-------- Information shown

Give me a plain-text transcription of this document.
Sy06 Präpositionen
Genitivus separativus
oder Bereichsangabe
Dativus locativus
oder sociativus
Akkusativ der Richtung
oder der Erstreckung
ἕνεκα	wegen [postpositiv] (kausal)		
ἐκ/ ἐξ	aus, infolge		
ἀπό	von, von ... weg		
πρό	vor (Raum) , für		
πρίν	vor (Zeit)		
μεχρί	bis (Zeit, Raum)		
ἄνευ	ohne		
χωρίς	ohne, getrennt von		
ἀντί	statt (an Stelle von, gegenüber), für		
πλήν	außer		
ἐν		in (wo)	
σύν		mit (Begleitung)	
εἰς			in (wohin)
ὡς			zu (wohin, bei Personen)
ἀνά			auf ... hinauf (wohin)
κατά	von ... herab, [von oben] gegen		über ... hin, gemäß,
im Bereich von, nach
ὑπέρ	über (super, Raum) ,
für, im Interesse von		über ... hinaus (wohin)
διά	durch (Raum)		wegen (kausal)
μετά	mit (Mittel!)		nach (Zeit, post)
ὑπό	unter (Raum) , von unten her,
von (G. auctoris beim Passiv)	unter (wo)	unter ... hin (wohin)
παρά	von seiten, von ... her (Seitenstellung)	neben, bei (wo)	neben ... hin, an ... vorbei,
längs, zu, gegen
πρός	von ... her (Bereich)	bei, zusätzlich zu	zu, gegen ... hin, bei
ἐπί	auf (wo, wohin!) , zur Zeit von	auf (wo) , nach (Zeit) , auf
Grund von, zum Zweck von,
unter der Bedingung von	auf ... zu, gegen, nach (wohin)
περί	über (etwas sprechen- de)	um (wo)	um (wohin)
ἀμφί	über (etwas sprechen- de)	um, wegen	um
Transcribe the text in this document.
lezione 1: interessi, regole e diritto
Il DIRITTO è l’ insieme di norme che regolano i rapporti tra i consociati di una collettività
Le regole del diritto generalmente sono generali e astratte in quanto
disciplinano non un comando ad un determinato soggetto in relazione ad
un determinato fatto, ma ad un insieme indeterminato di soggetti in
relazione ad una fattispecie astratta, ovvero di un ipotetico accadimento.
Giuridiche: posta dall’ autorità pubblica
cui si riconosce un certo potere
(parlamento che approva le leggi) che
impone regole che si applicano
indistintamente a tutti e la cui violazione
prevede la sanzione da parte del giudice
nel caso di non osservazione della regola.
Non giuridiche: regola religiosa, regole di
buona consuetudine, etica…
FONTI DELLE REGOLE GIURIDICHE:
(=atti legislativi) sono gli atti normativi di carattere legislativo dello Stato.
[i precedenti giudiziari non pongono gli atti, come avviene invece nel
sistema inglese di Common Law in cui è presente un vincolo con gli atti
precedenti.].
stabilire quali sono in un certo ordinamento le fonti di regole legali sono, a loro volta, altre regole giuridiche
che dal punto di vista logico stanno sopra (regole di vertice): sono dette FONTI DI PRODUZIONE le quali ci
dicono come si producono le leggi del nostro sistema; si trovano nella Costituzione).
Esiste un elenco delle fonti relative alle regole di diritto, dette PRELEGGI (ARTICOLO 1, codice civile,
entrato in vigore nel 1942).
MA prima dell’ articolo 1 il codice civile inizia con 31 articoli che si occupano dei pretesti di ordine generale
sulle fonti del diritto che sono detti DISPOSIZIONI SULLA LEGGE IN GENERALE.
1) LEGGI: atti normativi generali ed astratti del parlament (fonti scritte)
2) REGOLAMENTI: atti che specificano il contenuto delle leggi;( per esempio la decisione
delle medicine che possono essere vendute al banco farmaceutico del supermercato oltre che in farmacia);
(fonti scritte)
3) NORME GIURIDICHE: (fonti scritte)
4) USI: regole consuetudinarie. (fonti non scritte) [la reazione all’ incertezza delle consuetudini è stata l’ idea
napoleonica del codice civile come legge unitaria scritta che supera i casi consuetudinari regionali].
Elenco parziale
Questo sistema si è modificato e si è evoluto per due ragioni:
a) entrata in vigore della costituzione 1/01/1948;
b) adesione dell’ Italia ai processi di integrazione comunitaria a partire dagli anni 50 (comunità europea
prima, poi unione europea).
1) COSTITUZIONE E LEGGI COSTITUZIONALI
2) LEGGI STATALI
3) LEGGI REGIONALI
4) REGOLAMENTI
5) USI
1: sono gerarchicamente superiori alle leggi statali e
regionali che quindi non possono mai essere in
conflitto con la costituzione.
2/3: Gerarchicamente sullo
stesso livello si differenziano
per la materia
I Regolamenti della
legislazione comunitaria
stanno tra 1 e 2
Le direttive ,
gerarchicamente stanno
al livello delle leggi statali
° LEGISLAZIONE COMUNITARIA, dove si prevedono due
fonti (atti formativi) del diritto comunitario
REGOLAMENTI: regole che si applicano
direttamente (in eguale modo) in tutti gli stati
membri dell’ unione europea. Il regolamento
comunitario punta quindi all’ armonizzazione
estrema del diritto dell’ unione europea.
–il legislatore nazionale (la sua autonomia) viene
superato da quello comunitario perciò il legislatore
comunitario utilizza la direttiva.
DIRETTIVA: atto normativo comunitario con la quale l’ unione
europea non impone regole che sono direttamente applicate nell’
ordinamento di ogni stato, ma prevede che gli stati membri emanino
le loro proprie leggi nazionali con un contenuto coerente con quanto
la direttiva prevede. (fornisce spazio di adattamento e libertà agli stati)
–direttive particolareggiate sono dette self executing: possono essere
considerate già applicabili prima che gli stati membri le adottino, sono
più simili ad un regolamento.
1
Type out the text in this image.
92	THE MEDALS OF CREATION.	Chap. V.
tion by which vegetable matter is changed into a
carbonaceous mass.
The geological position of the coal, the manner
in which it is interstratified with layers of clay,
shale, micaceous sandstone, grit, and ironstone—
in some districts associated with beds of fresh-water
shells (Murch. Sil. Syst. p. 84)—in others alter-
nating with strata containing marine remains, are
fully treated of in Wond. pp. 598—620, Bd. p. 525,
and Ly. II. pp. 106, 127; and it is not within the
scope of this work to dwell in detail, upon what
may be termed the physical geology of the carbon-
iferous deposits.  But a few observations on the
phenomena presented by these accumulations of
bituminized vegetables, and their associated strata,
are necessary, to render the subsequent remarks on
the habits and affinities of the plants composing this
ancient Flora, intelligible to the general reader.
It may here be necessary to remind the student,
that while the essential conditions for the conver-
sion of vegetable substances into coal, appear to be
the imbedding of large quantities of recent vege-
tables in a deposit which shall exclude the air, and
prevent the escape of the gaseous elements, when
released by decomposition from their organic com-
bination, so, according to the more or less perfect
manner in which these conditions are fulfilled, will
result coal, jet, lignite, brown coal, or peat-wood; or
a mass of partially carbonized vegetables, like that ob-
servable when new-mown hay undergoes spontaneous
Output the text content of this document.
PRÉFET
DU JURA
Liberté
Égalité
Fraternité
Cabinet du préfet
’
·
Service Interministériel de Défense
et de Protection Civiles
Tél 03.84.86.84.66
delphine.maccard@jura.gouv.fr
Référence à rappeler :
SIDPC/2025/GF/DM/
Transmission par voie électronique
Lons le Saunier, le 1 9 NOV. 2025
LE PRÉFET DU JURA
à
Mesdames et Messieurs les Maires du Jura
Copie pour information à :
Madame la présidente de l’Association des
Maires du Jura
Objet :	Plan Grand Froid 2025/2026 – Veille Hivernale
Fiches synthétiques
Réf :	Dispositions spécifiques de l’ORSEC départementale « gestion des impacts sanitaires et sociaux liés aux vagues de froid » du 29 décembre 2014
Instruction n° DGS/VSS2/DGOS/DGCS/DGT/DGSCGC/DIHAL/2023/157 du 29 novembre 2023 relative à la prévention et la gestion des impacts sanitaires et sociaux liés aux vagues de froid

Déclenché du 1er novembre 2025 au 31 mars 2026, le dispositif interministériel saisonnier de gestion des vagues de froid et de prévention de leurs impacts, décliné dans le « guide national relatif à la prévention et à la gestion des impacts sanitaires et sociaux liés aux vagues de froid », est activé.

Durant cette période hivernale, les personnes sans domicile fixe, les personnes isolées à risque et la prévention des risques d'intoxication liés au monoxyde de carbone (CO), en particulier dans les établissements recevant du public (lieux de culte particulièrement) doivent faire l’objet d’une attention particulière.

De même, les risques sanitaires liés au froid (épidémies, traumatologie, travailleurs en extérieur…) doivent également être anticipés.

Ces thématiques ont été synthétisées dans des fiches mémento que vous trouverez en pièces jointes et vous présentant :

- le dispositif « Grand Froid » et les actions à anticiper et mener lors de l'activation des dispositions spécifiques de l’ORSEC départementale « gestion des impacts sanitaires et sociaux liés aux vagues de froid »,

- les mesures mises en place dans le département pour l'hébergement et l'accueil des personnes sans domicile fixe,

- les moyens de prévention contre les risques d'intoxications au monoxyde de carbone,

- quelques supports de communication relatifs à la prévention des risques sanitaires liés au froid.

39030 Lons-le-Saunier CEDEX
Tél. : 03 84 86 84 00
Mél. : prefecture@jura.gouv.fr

----------------

(To do): Copy every line of the listing that includes the string "precedenti".

(Result of this exercise):
[i precedenti giudiziari non pongono gli atti, come avviene invece nel
precedenti.].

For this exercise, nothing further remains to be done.